» **Texte d'étude**
::::

Georges Nesta Diop
5 Novembre 2009
Thiès — Rien n'a été trop grand, trop beau à entendre hier pour Idrissa Seck qui se réconciliait avec son 'père'. Même au prix de sa vie. Comme Abraham, le père des croyants que Idrissa Seck prend pour exemple en rappelant le sacrifice offert pour rester ami de Dieu, l'ancien maire de Thiès qui annonce officiellement son retour au bercail se souvient, pour le regretter, que Me Wade lui a toujours conseillé de ne pas écouter ceux qui lui demandaient d'attaquer son 'père'.

::::

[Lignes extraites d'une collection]
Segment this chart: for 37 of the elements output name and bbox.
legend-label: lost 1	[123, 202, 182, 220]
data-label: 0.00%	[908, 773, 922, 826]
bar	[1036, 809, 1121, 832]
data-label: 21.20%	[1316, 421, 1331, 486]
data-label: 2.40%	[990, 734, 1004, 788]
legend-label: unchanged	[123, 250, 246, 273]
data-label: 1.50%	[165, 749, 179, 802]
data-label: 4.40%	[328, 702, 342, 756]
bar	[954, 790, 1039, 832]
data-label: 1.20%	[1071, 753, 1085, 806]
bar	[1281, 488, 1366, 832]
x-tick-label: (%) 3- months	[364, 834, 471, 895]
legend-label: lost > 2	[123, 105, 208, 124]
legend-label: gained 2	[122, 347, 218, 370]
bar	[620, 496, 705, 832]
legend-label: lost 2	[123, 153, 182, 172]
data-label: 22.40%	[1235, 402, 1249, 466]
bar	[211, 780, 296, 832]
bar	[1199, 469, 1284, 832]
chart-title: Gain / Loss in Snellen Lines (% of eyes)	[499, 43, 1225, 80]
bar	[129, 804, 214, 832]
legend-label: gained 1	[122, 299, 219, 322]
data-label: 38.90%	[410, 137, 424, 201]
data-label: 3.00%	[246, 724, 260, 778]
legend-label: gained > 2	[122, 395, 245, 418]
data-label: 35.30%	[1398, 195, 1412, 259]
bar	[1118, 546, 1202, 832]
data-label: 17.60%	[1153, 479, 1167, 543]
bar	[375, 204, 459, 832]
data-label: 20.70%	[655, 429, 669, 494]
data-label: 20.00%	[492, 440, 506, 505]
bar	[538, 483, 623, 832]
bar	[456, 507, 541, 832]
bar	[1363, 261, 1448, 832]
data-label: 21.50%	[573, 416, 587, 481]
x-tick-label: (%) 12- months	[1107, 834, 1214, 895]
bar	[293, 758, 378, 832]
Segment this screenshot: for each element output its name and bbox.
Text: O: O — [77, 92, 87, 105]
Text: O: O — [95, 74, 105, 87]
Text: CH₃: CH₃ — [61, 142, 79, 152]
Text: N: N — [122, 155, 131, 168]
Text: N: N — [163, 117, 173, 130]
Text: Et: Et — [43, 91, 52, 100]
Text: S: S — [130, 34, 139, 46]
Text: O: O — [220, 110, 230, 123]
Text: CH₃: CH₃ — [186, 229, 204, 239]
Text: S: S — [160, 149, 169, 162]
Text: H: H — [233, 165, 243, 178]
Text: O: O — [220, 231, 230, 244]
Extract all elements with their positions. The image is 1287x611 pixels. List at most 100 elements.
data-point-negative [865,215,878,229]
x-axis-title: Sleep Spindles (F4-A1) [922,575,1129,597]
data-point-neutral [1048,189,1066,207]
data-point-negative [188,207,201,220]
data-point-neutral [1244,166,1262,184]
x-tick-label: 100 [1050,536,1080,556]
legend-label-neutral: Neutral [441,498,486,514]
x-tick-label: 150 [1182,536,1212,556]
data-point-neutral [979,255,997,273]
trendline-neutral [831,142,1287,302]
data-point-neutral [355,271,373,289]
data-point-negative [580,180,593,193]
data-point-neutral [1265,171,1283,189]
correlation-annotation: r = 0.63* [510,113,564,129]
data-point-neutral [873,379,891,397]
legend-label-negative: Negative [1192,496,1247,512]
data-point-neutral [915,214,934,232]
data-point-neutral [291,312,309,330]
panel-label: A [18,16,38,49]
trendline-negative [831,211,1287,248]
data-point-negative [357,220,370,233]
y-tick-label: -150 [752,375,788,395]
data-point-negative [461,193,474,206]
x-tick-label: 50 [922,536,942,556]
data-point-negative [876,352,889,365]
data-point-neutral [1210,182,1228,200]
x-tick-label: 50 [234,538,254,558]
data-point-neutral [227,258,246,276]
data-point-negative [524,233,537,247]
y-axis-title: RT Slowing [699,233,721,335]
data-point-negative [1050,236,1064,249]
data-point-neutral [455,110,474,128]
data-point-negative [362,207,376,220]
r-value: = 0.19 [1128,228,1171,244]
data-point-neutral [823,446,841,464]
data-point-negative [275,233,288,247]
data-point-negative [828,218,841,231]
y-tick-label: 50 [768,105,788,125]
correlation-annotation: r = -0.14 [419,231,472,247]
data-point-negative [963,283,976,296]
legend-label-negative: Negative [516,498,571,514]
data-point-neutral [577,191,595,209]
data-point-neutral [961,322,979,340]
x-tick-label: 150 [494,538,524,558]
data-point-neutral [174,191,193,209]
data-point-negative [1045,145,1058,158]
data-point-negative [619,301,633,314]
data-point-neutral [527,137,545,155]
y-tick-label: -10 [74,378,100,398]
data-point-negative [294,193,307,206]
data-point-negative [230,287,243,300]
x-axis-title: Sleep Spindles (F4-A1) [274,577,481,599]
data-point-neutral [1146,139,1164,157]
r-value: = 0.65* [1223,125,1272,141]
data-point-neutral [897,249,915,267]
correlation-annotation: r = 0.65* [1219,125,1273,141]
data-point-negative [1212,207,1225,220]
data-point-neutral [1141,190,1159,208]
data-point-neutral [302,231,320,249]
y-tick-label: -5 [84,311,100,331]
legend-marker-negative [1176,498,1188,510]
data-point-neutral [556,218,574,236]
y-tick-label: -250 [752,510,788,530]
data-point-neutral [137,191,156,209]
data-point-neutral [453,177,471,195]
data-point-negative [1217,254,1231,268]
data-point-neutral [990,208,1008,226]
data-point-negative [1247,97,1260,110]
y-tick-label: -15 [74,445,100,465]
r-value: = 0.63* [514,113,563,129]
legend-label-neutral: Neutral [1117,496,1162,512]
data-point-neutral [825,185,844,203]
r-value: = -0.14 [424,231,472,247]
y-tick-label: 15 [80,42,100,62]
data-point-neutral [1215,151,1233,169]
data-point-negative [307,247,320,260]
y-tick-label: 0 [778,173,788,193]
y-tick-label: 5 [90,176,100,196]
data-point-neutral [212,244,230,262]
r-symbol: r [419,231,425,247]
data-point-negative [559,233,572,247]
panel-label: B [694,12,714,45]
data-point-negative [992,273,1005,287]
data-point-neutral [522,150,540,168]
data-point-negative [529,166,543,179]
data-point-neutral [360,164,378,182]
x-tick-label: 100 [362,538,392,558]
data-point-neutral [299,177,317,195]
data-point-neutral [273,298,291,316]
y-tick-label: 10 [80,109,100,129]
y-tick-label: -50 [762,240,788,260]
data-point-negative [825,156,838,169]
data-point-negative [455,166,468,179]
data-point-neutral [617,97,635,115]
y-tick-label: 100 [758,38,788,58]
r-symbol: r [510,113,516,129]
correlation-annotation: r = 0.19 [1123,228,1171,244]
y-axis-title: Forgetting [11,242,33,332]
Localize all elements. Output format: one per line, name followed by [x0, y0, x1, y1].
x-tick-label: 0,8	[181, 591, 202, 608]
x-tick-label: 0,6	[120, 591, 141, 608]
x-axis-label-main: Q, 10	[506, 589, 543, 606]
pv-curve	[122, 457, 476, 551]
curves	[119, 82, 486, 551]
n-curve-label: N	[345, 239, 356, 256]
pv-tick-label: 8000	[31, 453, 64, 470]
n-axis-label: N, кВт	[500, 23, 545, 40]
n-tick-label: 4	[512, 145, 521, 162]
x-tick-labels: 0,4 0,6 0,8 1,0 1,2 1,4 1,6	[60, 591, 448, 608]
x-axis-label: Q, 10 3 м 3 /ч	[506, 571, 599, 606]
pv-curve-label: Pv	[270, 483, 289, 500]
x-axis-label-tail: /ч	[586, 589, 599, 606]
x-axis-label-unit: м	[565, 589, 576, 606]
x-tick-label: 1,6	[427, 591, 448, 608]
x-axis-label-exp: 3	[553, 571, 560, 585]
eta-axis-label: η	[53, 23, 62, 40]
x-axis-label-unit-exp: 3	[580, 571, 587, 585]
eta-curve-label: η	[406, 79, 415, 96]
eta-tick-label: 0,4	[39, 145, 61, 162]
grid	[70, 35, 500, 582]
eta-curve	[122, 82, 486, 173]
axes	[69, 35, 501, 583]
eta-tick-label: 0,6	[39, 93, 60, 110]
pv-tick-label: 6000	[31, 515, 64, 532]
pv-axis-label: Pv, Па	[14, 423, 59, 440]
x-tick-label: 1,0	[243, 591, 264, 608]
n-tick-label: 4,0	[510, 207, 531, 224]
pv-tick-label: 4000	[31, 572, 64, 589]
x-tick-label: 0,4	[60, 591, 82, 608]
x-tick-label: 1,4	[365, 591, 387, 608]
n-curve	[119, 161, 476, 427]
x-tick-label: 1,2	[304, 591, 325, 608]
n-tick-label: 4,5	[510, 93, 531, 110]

::::

» **Travail à faire**
[1] D'après l'article sur Idrissa Seck, de quelle ville celui-ci a-t-il été maire ?
[2] Relevez tous les hommes désignés par leur nom dans le corps de l'article sur Idrissa Seck, sans compter la signature.
[3] Poursuivez l'article sur Idrissa Seck après sa dernière phrase.

» **Corrigé de l'exercice**
[1] Thiès.

[2] Idrissa Seck, Abraham, Me Wade.

[3]
Ceux qui avaient eu la chance d'assister à la cérémonie de lancement de la sortie des premiers bus de Senbus à Thiès le 17 septembre 2003 et qui sont revenus hier au même lieu, ont dû remarquer qu'entre Idrissa Seck et son 'père', Me Wade, beaucoup d'eau a coulé sous les ponts. En ce 17 septembre 2003, Me Wade, accompagné de plusieurs chefs d'Etat de la sous-région, a inauguré cette usine sous les yeux de Idrissa Seck alors Premier ministre sans avoir une seule fois prononcé son nom. Commençait alors une longue guerre entre les deux proches collaborateurs.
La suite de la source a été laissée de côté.